Brief ▸
All of the records below need to be copied exactly.

Working data ▸
--- start ---
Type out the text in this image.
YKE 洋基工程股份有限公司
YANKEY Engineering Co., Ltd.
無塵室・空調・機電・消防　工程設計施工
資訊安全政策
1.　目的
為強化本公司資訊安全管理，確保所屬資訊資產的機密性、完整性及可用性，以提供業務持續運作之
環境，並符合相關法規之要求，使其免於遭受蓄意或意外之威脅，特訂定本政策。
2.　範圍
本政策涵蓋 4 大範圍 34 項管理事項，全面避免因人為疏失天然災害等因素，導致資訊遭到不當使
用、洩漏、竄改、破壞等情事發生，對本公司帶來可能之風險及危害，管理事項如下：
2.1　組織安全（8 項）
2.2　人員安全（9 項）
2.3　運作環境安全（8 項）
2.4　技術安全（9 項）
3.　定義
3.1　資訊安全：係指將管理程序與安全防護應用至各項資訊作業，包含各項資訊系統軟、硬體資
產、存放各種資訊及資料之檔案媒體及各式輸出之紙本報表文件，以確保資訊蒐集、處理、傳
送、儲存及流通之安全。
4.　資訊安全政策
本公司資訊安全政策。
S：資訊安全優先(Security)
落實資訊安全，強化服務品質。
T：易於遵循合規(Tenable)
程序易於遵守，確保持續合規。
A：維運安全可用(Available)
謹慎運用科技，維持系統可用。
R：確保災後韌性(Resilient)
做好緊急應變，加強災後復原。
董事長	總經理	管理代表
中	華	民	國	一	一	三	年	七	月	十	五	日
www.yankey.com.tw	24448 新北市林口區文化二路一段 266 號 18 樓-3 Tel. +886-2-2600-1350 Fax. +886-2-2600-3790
--- end ---
Output ▸
Type out the text in this image.
YKE 洋基工程股份有限公司
YANKEY Engineering Co., Ltd.
無塵室・空調・機電・消防　工程設計施工
資訊安全政策
1.　目的
為強化本公司資訊安全管理，確保所屬資訊資產的機密性、完整性及可用性，以提供業務持續運作之
環境，並符合相關法規之要求，使其免於遭受蓄意或意外之威脅，特訂定本政策。
2.　範圍
本政策涵蓋 4 大範圍 34 項管理事項，全面避免因人為疏失天然災害等因素，導致資訊遭到不當使
用、洩漏、竄改、破壞等情事發生，對本公司帶來可能之風險及危害，管理事項如下：
2.1　組織安全（8 項）
2.2　人員安全（9 項）
2.3　運作環境安全（8 項）
2.4　技術安全（9 項）
3.　定義
3.1　資訊安全：係指將管理程序與安全防護應用至各項資訊作業，包含各項資訊系統軟、硬體資
產、存放各種資訊及資料之檔案媒體及各式輸出之紙本報表文件，以確保資訊蒐集、處理、傳
送、儲存及流通之安全。
4.　資訊安全政策
本公司資訊安全政策。
S：資訊安全優先(Security)
落實資訊安全，強化服務品質。
T：易於遵循合規(Tenable)
程序易於遵守，確保持續合規。
A：維運安全可用(Available)
謹慎運用科技，維持系統可用。
R：確保災後韌性(Resilient)
做好緊急應變，加強災後復原。
董事長	總經理	管理代表
中	華	民	國	一	一	三	年	七	月	十	五	日
www.yankey.com.tw	24448 新北市林口區文化二路一段 266 號 18 樓-3 Tel. +886-2-2600-1350 Fax. +886-2-2600-3790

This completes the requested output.